**What you are asked to do**
Output the full listing below exactly, without the pictures.

[Begin]

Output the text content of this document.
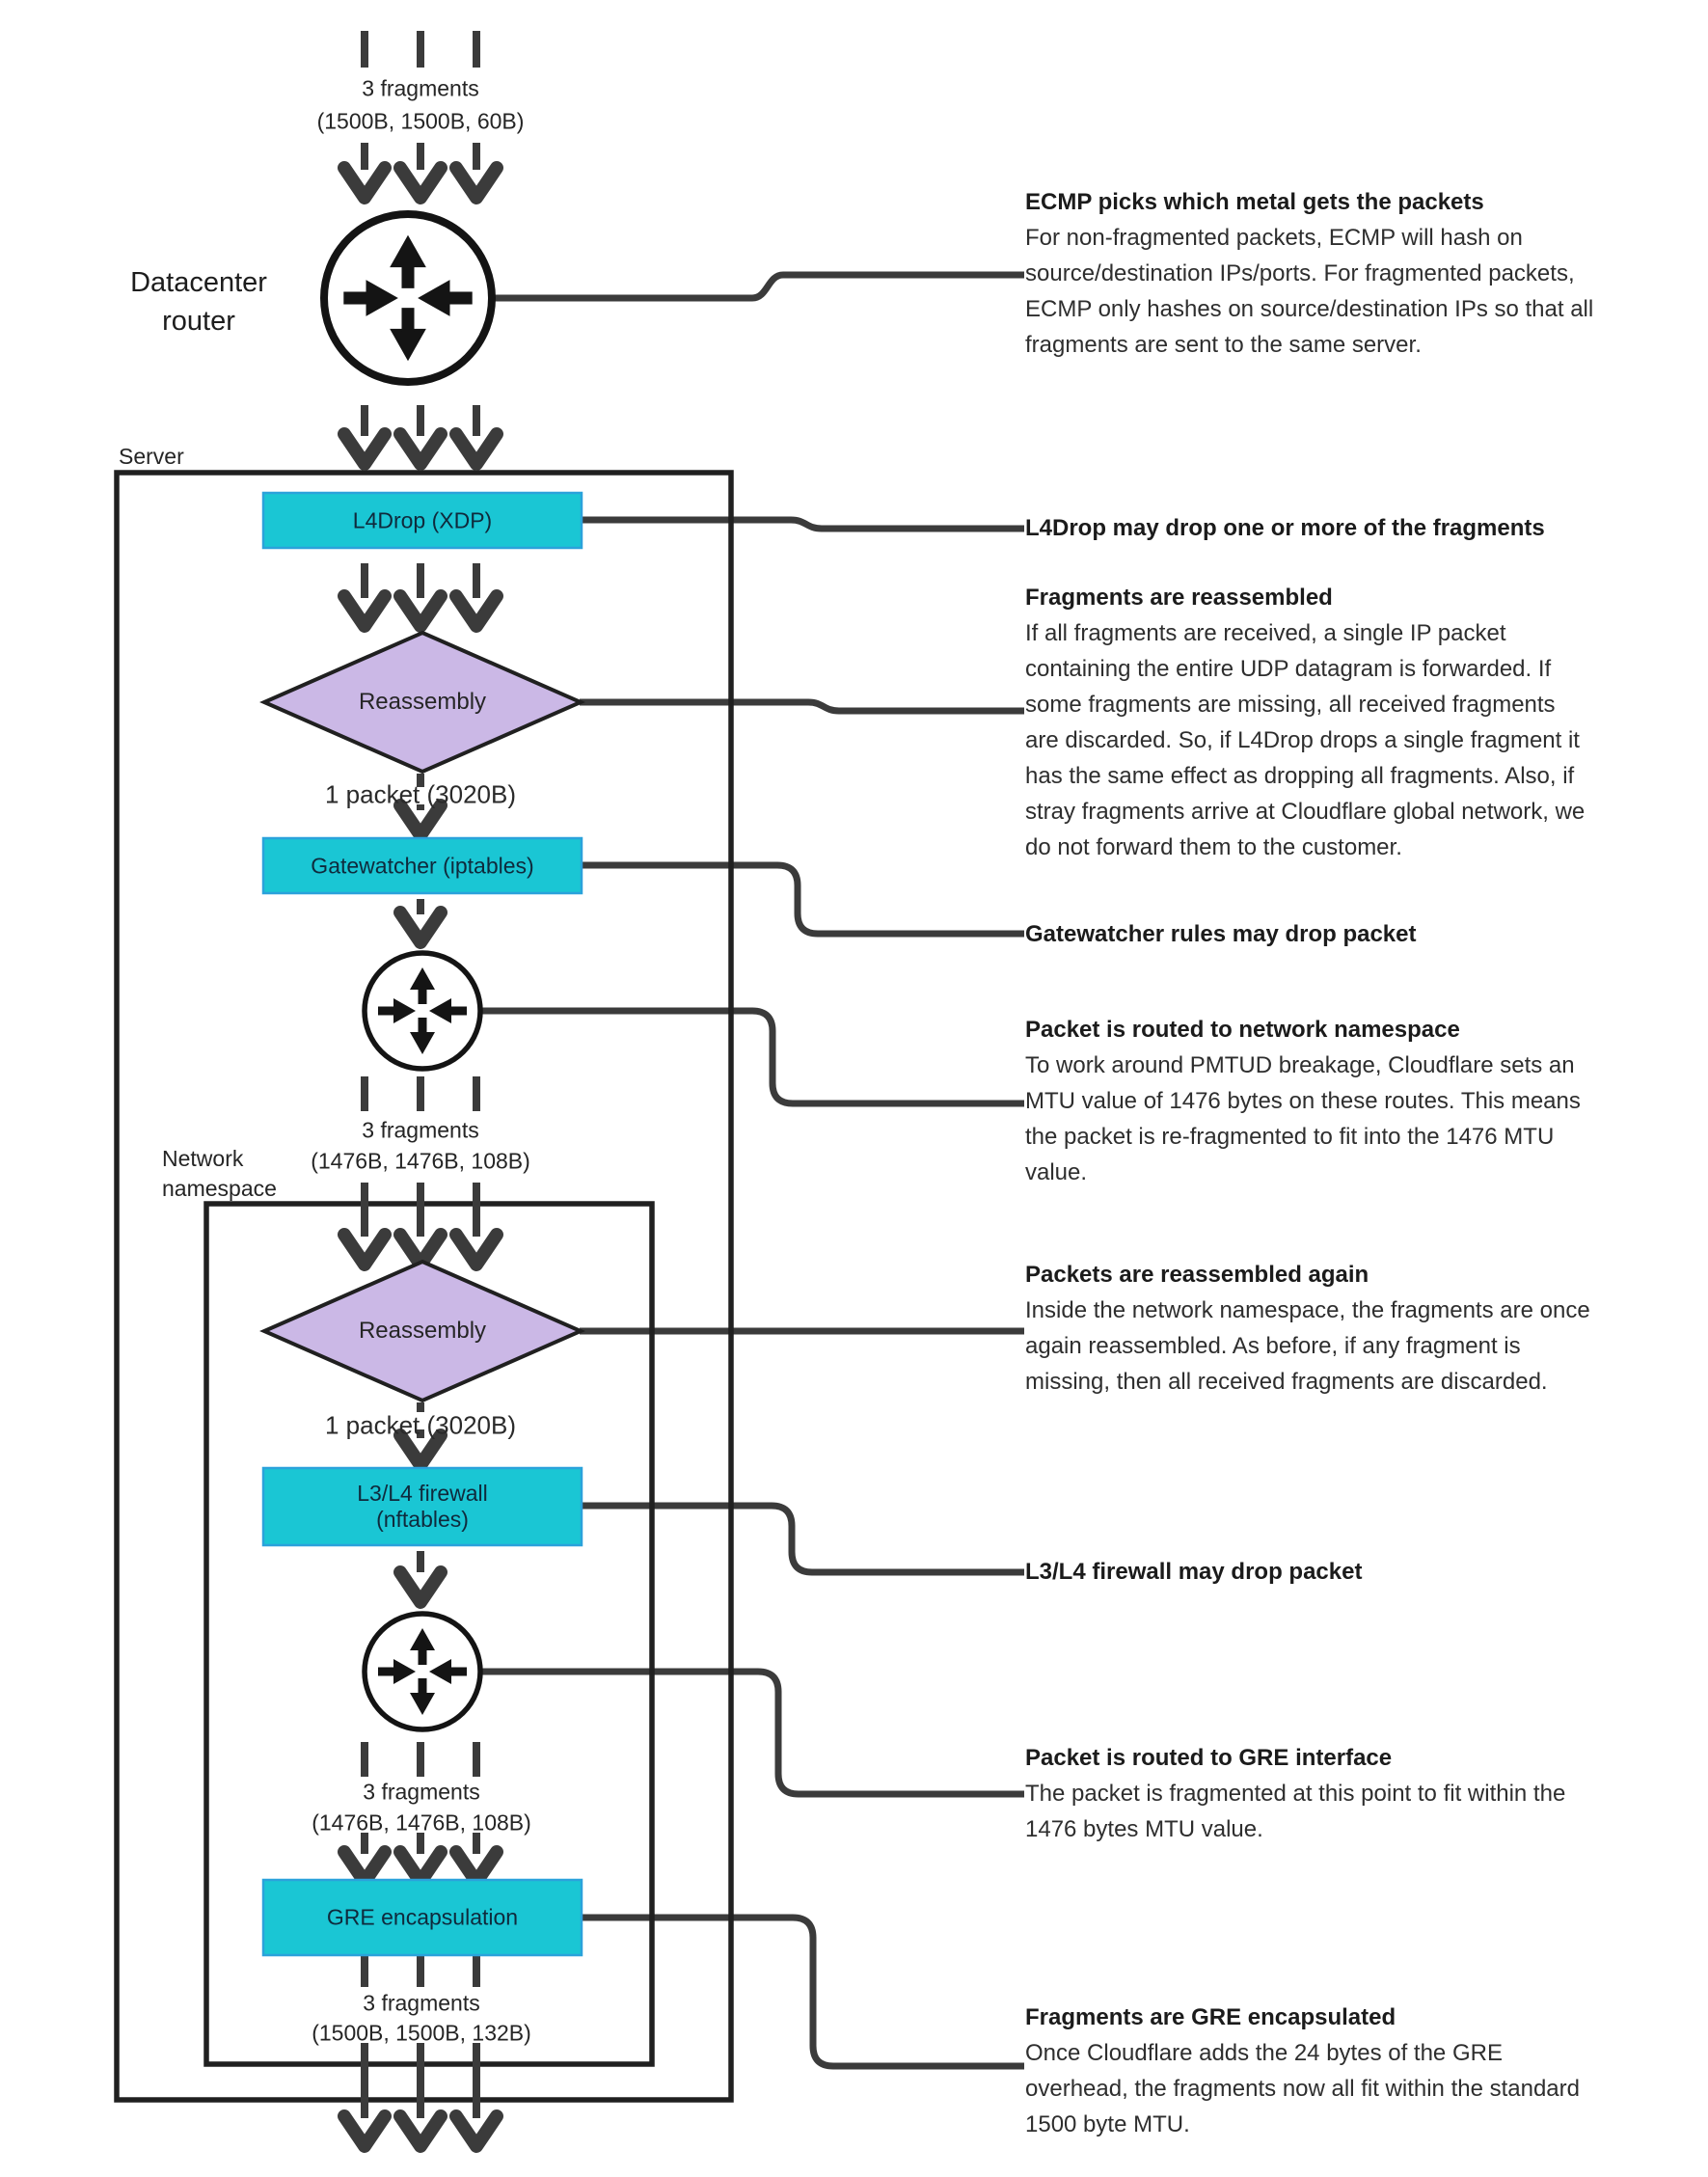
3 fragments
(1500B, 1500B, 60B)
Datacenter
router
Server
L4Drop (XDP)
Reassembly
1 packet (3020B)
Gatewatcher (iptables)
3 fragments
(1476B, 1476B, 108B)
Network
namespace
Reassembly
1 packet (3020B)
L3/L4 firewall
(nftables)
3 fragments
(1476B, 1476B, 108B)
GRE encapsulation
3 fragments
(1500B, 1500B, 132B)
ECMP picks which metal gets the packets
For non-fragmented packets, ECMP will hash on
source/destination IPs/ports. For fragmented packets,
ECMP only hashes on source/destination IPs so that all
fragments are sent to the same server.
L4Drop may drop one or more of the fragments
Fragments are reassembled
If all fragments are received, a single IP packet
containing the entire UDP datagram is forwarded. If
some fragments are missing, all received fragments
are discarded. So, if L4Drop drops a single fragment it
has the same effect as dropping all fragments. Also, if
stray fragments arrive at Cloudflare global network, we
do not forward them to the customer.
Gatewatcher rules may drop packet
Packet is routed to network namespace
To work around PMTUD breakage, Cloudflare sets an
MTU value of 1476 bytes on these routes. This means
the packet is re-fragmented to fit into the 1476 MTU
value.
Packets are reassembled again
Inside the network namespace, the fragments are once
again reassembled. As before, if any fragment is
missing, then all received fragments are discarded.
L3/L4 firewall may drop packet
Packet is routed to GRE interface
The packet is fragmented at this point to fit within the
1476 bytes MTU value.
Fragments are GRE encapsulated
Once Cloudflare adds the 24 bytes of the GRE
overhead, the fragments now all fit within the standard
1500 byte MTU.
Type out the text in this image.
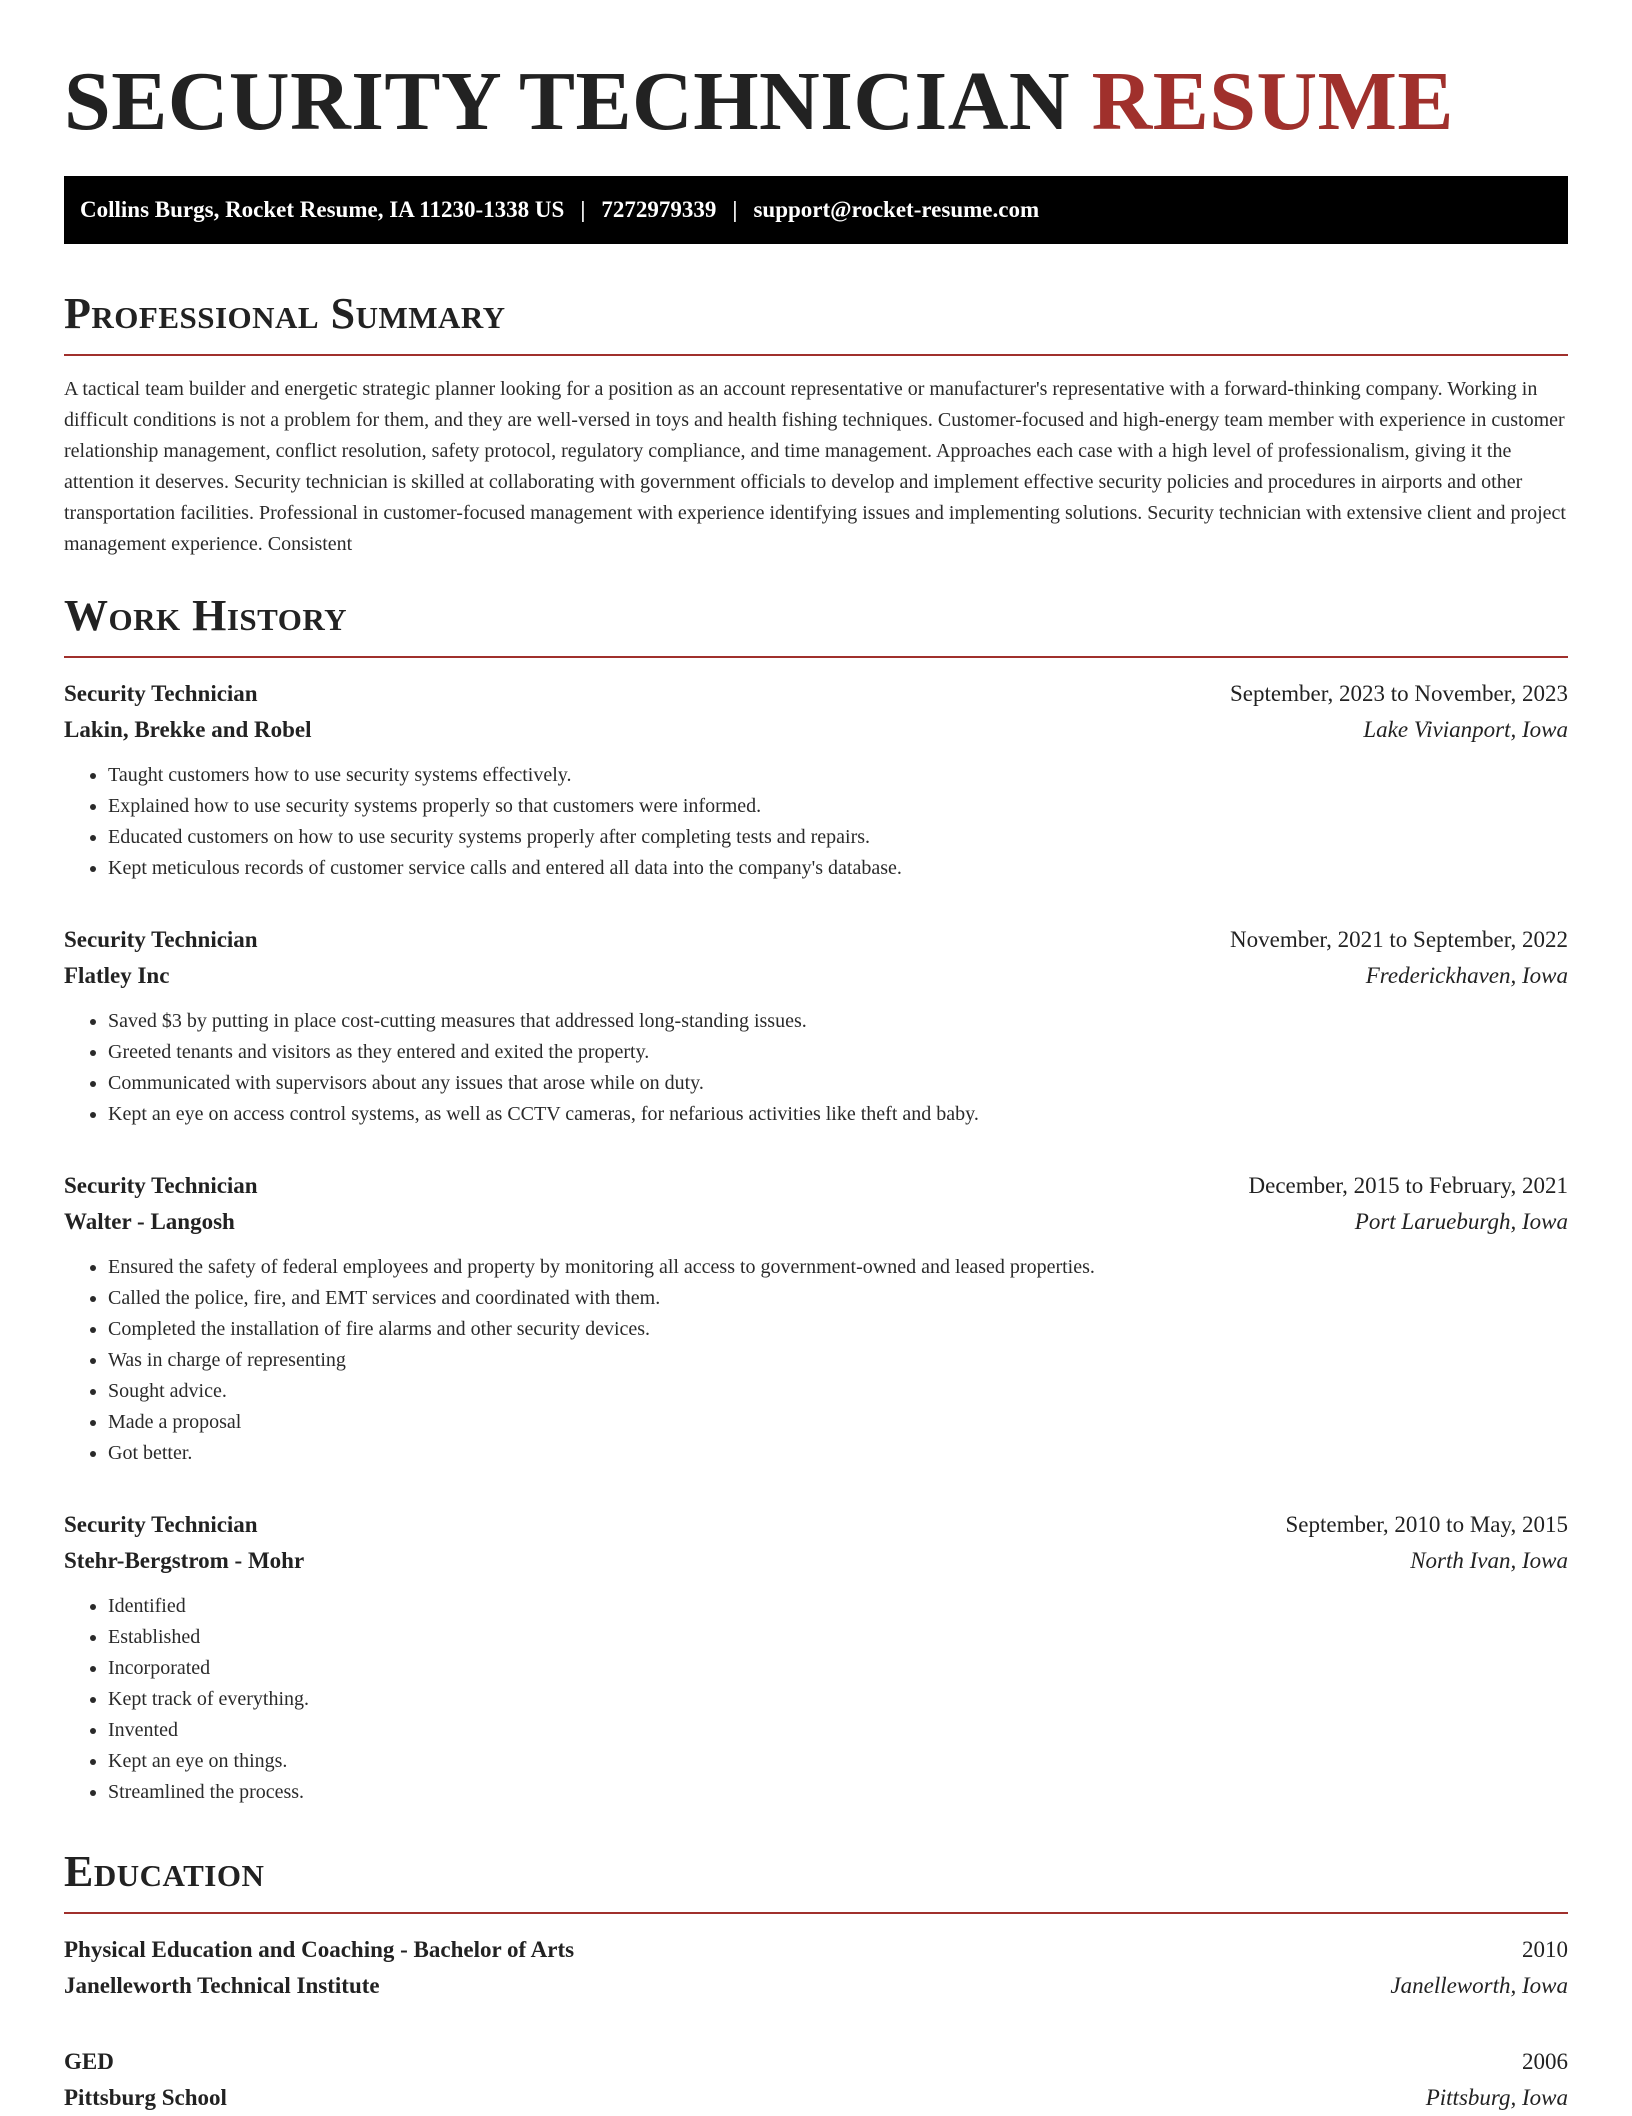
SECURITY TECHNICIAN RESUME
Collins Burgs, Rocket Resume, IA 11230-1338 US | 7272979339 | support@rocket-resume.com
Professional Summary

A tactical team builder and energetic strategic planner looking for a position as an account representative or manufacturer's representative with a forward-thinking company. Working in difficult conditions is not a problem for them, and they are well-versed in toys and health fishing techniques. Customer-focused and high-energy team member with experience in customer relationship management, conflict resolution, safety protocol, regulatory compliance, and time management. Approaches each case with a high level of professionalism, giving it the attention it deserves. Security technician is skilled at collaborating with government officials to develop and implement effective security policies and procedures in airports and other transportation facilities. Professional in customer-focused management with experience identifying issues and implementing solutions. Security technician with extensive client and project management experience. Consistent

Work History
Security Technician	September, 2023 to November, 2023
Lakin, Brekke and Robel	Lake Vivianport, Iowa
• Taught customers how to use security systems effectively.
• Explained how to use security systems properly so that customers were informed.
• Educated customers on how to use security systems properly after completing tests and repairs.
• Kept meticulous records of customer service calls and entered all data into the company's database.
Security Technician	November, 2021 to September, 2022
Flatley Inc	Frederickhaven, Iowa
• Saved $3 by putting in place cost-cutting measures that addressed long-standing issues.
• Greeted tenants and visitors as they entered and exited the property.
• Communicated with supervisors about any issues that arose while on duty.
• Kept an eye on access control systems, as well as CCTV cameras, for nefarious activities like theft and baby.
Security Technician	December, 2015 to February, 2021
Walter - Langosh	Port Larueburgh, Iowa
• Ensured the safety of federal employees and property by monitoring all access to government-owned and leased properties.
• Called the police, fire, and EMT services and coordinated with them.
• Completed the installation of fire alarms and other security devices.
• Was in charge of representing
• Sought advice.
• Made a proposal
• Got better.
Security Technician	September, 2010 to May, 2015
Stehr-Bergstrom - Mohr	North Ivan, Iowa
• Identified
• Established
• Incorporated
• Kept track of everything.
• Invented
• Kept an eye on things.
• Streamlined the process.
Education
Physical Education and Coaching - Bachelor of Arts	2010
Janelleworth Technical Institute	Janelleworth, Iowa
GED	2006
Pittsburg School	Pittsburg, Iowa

[End]

**Final result**
Output the text content of this document.
3 fragments
(1500B, 1500B, 60B)
Datacenter
router
Server
L4Drop (XDP)
Reassembly
1 packet (3020B)
Gatewatcher (iptables)
3 fragments
(1476B, 1476B, 108B)
Network
namespace
Reassembly
1 packet (3020B)
L3/L4 firewall
(nftables)
3 fragments
(1476B, 1476B, 108B)
GRE encapsulation
3 fragments
(1500B, 1500B, 132B)
ECMP picks which metal gets the packets
For non-fragmented packets, ECMP will hash on
source/destination IPs/ports. For fragmented packets,
ECMP only hashes on source/destination IPs so that all
fragments are sent to the same server.
L4Drop may drop one or more of the fragments
Fragments are reassembled
If all fragments are received, a single IP packet
containing the entire UDP datagram is forwarded. If
some fragments are missing, all received fragments
are discarded. So, if L4Drop drops a single fragment it
has the same effect as dropping all fragments. Also, if
stray fragments arrive at Cloudflare global network, we
do not forward them to the customer.
Gatewatcher rules may drop packet
Packet is routed to network namespace
To work around PMTUD breakage, Cloudflare sets an
MTU value of 1476 bytes on these routes. This means
the packet is re-fragmented to fit into the 1476 MTU
value.
Packets are reassembled again
Inside the network namespace, the fragments are once
again reassembled. As before, if any fragment is
missing, then all received fragments are discarded.
L3/L4 firewall may drop packet
Packet is routed to GRE interface
The packet is fragmented at this point to fit within the
1476 bytes MTU value.
Fragments are GRE encapsulated
Once Cloudflare adds the 24 bytes of the GRE
overhead, the fragments now all fit within the standard
1500 byte MTU.
Type out the text in this image.
SECURITY TECHNICIAN RESUME
Collins Burgs, Rocket Resume, IA 11230-1338 US | 7272979339 | support@rocket-resume.com
Professional Summary

A tactical team builder and energetic strategic planner looking for a position as an account representative or manufacturer's representative with a forward-thinking company. Working in difficult conditions is not a problem for them, and they are well-versed in toys and health fishing techniques. Customer-focused and high-energy team member with experience in customer relationship management, conflict resolution, safety protocol, regulatory compliance, and time management. Approaches each case with a high level of professionalism, giving it the attention it deserves. Security technician is skilled at collaborating with government officials to develop and implement effective security policies and procedures in airports and other transportation facilities. Professional in customer-focused management with experience identifying issues and implementing solutions. Security technician with extensive client and project management experience. Consistent

Work History
Security Technician	September, 2023 to November, 2023
Lakin, Brekke and Robel	Lake Vivianport, Iowa
• Taught customers how to use security systems effectively.
• Explained how to use security systems properly so that customers were informed.
• Educated customers on how to use security systems properly after completing tests and repairs.
• Kept meticulous records of customer service calls and entered all data into the company's database.
Security Technician	November, 2021 to September, 2022
Flatley Inc	Frederickhaven, Iowa
• Saved $3 by putting in place cost-cutting measures that addressed long-standing issues.
• Greeted tenants and visitors as they entered and exited the property.
• Communicated with supervisors about any issues that arose while on duty.
• Kept an eye on access control systems, as well as CCTV cameras, for nefarious activities like theft and baby.
Security Technician	December, 2015 to February, 2021
Walter - Langosh	Port Larueburgh, Iowa
• Ensured the safety of federal employees and property by monitoring all access to government-owned and leased properties.
• Called the police, fire, and EMT services and coordinated with them.
• Completed the installation of fire alarms and other security devices.
• Was in charge of representing
• Sought advice.
• Made a proposal
• Got better.
Security Technician	September, 2010 to May, 2015
Stehr-Bergstrom - Mohr	North Ivan, Iowa
• Identified
• Established
• Incorporated
• Kept track of everything.
• Invented
• Kept an eye on things.
• Streamlined the process.
Education
Physical Education and Coaching - Bachelor of Arts	2010
Janelleworth Technical Institute	Janelleworth, Iowa
GED	2006
Pittsburg School	Pittsburg, Iowa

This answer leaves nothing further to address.